What is being asked: Work through the material below line by line and say how many lines include the word "Blackjack". Only the number, please.

* START Data in this exercise *

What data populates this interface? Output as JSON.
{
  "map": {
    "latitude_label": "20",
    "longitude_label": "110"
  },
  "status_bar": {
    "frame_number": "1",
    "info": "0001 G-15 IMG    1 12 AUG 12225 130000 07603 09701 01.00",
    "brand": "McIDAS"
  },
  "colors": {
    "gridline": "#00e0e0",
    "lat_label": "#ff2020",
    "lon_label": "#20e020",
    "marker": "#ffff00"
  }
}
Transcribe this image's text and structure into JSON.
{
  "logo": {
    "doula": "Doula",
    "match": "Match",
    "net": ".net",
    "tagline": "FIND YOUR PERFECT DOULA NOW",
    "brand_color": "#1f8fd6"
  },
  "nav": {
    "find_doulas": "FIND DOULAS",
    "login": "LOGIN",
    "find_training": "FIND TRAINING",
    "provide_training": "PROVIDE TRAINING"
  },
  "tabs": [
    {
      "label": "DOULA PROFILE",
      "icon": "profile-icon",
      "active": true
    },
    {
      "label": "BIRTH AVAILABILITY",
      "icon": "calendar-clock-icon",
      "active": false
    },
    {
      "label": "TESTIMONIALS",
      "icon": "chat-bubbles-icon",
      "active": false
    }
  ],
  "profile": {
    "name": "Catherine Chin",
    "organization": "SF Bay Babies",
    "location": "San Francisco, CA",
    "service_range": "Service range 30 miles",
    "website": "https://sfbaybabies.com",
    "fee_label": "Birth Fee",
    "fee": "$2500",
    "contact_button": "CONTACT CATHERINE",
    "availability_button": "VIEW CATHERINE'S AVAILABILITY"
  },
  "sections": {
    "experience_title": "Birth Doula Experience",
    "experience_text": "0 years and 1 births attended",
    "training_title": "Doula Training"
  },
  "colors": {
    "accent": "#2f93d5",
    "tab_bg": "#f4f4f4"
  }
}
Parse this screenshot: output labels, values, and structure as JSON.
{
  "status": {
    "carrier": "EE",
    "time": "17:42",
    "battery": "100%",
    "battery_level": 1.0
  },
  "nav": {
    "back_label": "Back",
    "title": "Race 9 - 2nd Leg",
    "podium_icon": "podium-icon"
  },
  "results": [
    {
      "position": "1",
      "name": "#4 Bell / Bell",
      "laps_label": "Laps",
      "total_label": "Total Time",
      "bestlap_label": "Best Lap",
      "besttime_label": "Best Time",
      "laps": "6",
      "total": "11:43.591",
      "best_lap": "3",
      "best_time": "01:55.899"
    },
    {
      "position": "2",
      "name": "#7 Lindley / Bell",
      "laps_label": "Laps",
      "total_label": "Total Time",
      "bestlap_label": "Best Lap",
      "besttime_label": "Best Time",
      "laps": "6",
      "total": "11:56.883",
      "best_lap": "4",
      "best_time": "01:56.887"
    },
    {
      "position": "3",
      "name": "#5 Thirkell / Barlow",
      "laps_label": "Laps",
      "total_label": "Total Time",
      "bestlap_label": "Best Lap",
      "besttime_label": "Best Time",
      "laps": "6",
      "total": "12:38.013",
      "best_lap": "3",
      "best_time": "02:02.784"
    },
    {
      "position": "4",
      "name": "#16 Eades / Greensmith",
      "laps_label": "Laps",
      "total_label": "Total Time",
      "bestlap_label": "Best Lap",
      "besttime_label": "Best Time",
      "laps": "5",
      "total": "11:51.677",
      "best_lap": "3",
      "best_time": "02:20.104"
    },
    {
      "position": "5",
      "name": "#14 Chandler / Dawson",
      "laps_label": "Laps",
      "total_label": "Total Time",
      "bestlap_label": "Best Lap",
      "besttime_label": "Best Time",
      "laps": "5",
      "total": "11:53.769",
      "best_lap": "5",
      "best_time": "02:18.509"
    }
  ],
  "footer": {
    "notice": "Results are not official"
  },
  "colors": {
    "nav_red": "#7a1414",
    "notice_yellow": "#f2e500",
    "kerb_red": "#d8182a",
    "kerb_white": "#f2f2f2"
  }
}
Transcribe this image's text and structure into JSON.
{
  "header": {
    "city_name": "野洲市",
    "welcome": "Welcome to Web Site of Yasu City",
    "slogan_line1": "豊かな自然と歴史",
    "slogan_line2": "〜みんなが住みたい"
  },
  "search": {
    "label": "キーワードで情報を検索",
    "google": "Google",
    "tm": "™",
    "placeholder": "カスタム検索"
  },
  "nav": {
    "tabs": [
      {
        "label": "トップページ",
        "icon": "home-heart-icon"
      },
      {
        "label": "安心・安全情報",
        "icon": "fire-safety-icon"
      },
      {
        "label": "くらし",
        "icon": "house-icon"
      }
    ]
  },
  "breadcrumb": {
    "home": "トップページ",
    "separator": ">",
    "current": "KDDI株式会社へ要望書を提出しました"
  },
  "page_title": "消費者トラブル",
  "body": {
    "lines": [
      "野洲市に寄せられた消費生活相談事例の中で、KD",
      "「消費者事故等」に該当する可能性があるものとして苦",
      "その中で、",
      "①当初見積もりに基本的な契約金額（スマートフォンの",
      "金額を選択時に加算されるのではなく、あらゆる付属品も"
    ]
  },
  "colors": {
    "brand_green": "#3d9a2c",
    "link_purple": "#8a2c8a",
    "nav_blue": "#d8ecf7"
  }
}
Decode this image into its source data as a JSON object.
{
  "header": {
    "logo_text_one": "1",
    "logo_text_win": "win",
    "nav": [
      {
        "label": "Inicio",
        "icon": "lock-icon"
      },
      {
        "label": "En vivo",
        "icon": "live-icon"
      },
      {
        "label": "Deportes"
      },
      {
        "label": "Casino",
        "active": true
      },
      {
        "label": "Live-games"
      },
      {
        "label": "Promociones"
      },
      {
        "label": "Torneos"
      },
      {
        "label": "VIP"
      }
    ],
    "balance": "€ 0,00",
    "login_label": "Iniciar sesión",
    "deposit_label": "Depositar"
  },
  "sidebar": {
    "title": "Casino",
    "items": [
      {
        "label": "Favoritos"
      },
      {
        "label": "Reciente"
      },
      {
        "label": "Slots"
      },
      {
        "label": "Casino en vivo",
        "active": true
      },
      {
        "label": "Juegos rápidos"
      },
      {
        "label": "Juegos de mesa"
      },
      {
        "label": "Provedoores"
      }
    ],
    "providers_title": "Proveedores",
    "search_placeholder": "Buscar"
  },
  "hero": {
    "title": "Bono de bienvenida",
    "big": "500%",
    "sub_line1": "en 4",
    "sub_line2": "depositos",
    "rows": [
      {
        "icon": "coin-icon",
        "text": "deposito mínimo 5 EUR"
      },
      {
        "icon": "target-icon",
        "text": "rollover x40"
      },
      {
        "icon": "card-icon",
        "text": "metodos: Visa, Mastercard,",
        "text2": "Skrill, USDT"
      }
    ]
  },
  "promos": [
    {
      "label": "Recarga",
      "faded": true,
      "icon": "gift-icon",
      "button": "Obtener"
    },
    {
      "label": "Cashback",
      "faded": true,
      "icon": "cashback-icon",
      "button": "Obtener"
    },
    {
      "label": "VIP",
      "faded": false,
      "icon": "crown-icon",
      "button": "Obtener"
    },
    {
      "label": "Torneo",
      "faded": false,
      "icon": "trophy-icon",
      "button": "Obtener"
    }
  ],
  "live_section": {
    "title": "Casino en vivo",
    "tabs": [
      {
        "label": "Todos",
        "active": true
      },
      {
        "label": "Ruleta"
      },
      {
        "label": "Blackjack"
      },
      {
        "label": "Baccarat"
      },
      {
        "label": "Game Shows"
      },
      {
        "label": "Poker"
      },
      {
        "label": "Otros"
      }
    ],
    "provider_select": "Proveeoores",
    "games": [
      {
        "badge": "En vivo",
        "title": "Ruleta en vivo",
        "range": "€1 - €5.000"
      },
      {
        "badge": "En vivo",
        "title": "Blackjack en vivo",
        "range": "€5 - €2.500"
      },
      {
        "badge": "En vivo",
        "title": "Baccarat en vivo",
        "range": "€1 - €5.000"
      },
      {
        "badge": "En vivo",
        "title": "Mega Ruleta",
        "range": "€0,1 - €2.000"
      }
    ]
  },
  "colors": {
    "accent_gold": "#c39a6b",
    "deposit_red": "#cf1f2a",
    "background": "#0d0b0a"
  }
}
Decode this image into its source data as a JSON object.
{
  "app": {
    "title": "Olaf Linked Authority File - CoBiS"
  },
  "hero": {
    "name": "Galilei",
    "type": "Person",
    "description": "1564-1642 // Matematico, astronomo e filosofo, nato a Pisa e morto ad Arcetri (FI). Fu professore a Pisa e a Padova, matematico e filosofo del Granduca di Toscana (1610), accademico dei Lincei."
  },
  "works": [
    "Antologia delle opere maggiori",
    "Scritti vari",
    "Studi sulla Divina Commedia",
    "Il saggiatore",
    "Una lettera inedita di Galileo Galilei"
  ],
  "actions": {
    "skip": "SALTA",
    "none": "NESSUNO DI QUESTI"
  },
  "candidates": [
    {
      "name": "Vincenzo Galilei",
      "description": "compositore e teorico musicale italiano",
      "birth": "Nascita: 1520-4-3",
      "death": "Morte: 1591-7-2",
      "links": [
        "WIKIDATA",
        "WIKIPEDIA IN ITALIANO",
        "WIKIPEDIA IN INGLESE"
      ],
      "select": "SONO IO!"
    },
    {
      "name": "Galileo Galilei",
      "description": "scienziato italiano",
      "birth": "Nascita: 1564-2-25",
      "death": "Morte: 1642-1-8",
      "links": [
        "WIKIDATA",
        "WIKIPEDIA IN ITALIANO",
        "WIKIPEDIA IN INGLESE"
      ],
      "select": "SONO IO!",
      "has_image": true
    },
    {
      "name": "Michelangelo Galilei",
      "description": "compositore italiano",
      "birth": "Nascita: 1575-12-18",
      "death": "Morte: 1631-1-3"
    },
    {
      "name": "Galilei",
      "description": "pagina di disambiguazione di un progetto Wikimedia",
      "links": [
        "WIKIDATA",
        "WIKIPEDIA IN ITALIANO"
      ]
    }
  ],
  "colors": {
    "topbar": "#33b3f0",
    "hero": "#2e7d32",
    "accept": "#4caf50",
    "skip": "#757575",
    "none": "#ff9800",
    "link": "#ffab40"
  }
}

* END Data in this exercise *

Worked answer: 2